▶

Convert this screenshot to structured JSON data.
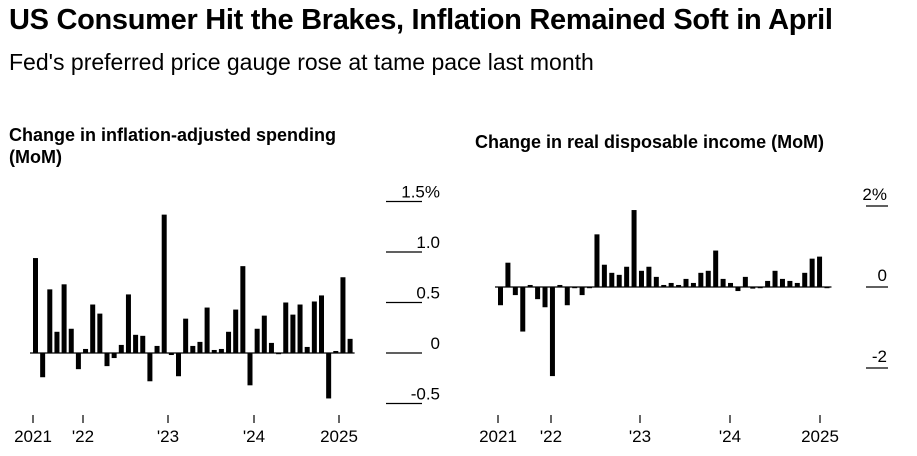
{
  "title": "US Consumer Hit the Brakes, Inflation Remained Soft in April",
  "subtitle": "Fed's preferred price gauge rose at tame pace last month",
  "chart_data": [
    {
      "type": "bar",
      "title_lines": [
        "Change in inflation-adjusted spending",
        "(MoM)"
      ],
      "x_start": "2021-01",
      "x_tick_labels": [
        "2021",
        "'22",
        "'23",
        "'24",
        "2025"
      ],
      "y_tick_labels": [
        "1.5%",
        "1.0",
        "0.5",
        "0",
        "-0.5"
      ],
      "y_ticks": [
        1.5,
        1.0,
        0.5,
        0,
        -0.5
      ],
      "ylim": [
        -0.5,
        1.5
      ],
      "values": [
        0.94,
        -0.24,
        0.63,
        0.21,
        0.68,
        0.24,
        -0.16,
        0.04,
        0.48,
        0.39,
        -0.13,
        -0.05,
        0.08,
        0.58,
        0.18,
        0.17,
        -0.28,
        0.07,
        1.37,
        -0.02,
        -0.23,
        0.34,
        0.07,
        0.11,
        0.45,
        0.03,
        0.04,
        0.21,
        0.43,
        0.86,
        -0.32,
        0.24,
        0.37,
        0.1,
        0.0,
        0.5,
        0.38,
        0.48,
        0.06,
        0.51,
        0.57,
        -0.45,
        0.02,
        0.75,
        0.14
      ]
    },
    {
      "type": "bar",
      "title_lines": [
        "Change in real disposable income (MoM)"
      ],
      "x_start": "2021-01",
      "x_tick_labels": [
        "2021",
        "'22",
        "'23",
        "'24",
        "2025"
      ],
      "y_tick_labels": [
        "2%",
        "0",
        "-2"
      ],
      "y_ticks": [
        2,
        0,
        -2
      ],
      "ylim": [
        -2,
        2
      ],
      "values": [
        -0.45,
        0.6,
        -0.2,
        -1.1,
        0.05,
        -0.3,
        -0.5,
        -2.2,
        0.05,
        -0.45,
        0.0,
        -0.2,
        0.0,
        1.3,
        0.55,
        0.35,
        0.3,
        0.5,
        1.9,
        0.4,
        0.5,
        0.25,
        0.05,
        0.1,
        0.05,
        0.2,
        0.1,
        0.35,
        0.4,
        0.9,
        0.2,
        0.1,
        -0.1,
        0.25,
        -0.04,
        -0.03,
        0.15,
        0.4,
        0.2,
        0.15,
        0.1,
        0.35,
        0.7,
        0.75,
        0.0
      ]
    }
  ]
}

◀

YOUR OBJECTIVE:
Print every record above exactly as written, leaving out the pictures.

EXERCISE OUTPUT:
Convert this screenshot to structured JSON data.
{
  "title": "US Consumer Hit the Brakes, Inflation Remained Soft in April",
  "subtitle": "Fed's preferred price gauge rose at tame pace last month",
  "chart_data": [
    {
      "type": "bar",
      "title_lines": [
        "Change in inflation-adjusted spending",
        "(MoM)"
      ],
      "x_start": "2021-01",
      "x_tick_labels": [
        "2021",
        "'22",
        "'23",
        "'24",
        "2025"
      ],
      "y_tick_labels": [
        "1.5%",
        "1.0",
        "0.5",
        "0",
        "-0.5"
      ],
      "y_ticks": [
        1.5,
        1.0,
        0.5,
        0,
        -0.5
      ],
      "ylim": [
        -0.5,
        1.5
      ],
      "values": [
        0.94,
        -0.24,
        0.63,
        0.21,
        0.68,
        0.24,
        -0.16,
        0.04,
        0.48,
        0.39,
        -0.13,
        -0.05,
        0.08,
        0.58,
        0.18,
        0.17,
        -0.28,
        0.07,
        1.37,
        -0.02,
        -0.23,
        0.34,
        0.07,
        0.11,
        0.45,
        0.03,
        0.04,
        0.21,
        0.43,
        0.86,
        -0.32,
        0.24,
        0.37,
        0.1,
        0.0,
        0.5,
        0.38,
        0.48,
        0.06,
        0.51,
        0.57,
        -0.45,
        0.02,
        0.75,
        0.14
      ]
    },
    {
      "type": "bar",
      "title_lines": [
        "Change in real disposable income (MoM)"
      ],
      "x_start": "2021-01",
      "x_tick_labels": [
        "2021",
        "'22",
        "'23",
        "'24",
        "2025"
      ],
      "y_tick_labels": [
        "2%",
        "0",
        "-2"
      ],
      "y_ticks": [
        2,
        0,
        -2
      ],
      "ylim": [
        -2,
        2
      ],
      "values": [
        -0.45,
        0.6,
        -0.2,
        -1.1,
        0.05,
        -0.3,
        -0.5,
        -2.2,
        0.05,
        -0.45,
        0.0,
        -0.2,
        0.0,
        1.3,
        0.55,
        0.35,
        0.3,
        0.5,
        1.9,
        0.4,
        0.5,
        0.25,
        0.05,
        0.1,
        0.05,
        0.2,
        0.1,
        0.35,
        0.4,
        0.9,
        0.2,
        0.1,
        -0.1,
        0.25,
        -0.04,
        -0.03,
        0.15,
        0.4,
        0.2,
        0.15,
        0.1,
        0.35,
        0.7,
        0.75,
        0.0
      ]
    }
  ]
}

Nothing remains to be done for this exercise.